- [Extract provided]:
++++
[erlang-questions] Parallel list proccessing once again

Anders Nygren anders.nygren@REDACTED
Wed Oct 8 20:21:39 CEST 2008


On Wed, Oct 8, 2008 at 10:01 AM, Clint Moore <hydo@REDACTED> wrote:
>
>        Before I try to write it, I thought I would ask and see if there
> isn't already something that does this.  What I want to do is connect
> up a bunch of nodes and throw arbitrary functions and data to them and
> get the responses back in an easily manageable way _without_
> overloading the nodes.  This module would take care of checking for
> smp support on the individual nodes to see if it can throw more than
> one block to it or not, take care of waiting for all of the responses,
> and resend any blocks that didn't come back.
>
>        Yea, I know... it's not a small thing but it seems like it would be
> incredibly useful.  The data set I'm working off of is ~28k twitter
> messages in the form of:
>
> [[ { service, "twitter" }, { user, "name" }, { update, "text"},
> { updated, date }, ... ]]  called Dx.
>
> Let's suppose I have a function that takes a list of words and checks
> for @some_word and, if it finds it, replacing it with <a
> href="http://...">@some_word</a> which makes a clickable link to that
> user for some web-based twitter interface.  We'll call this function Fx.
>
> Here's what I want to do:
>
> (node@REDACTED) 1> ResultSet = awesome_module:distributed_map( Fx, Dx ).
> ...
> (node@REDACTED) 2>
>
> I could have 100 or no other nodes connected, it wouldn't matter
> because the module would put as much load on a node as it could handle
> (A lagom number of processes, I believe?) based off of
> erlang:system_info(smp_support) or whatever else.
>
> Is there anything like this already or is my newbishness with Erlang
> making the problem sound much more than it actually is?
>

To start with take a look at the pool module in the stdlib.

Another thing to consider is the cost of sending the data and the results
between the nodes compared to the actual amount of work done. From
Your description it sounds like the work done on each message is not very
much.
Sometimes it is better to have the data distributed and then just sending the
functions for doing the work to where the data is.
++++
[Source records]
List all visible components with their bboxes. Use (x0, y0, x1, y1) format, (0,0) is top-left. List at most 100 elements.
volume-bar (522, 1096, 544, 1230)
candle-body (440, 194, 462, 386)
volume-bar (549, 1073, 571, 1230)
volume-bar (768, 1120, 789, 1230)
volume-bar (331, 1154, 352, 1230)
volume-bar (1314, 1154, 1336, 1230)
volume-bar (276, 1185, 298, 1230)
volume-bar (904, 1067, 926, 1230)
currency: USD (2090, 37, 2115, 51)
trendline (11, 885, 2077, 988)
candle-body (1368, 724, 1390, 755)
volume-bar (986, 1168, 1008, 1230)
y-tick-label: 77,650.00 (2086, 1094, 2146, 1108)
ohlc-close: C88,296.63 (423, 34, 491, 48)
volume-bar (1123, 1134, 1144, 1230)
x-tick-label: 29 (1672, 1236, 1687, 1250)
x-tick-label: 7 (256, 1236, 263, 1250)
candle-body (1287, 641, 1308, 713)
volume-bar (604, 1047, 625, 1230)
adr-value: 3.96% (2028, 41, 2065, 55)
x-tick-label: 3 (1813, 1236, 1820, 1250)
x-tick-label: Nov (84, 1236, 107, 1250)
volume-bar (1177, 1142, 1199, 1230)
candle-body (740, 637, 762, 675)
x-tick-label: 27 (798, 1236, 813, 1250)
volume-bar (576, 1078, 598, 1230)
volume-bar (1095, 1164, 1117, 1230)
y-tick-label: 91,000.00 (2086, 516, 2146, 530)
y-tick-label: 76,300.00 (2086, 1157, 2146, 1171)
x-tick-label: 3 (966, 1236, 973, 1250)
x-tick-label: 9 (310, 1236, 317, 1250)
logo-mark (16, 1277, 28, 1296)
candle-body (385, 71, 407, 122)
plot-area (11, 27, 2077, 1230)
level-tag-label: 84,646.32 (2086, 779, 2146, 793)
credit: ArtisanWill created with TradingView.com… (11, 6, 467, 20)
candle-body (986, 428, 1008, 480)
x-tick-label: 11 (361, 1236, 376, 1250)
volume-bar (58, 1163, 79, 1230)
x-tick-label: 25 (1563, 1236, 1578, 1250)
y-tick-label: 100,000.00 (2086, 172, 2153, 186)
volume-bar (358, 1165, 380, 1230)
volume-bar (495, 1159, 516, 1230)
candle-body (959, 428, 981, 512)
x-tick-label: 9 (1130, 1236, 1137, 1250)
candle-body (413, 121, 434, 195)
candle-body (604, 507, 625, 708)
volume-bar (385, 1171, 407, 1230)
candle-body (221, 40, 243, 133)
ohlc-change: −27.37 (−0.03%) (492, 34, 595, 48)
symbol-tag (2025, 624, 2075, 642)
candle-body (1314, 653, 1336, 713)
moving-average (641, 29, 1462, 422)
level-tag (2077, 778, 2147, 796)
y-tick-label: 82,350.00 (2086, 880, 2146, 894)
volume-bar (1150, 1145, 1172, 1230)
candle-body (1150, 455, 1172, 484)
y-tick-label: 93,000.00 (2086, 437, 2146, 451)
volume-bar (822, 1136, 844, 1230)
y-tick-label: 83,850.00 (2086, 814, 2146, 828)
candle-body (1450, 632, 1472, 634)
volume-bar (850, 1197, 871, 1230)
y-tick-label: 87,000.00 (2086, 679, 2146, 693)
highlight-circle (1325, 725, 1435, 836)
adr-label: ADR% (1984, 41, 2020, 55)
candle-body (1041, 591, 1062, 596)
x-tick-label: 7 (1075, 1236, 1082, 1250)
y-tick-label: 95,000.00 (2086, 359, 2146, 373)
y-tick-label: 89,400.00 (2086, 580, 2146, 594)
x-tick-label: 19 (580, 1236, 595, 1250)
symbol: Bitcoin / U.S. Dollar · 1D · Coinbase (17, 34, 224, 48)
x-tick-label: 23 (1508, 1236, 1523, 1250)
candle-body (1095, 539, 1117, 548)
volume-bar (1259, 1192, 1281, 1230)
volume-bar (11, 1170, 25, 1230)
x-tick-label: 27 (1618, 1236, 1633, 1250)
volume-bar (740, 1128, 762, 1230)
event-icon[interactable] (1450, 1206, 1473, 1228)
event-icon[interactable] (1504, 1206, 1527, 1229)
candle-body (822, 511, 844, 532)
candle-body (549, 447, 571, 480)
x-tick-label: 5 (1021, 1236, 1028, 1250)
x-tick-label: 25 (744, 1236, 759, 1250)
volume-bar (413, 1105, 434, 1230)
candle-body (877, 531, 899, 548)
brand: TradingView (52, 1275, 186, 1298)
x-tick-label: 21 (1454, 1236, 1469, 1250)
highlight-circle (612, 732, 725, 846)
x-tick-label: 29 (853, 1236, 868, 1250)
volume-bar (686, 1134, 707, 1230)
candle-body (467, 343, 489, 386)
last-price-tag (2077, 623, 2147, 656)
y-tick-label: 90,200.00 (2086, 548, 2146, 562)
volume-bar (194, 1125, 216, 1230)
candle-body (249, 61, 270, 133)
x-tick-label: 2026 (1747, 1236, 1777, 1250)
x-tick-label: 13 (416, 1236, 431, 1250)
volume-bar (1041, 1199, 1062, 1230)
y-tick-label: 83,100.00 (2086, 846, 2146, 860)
++++
- [Required action]: In the mailing-list post on parallel list processing, which stdlib module does Anders Nygren recommend examining first?

- [Response box]: The pool module.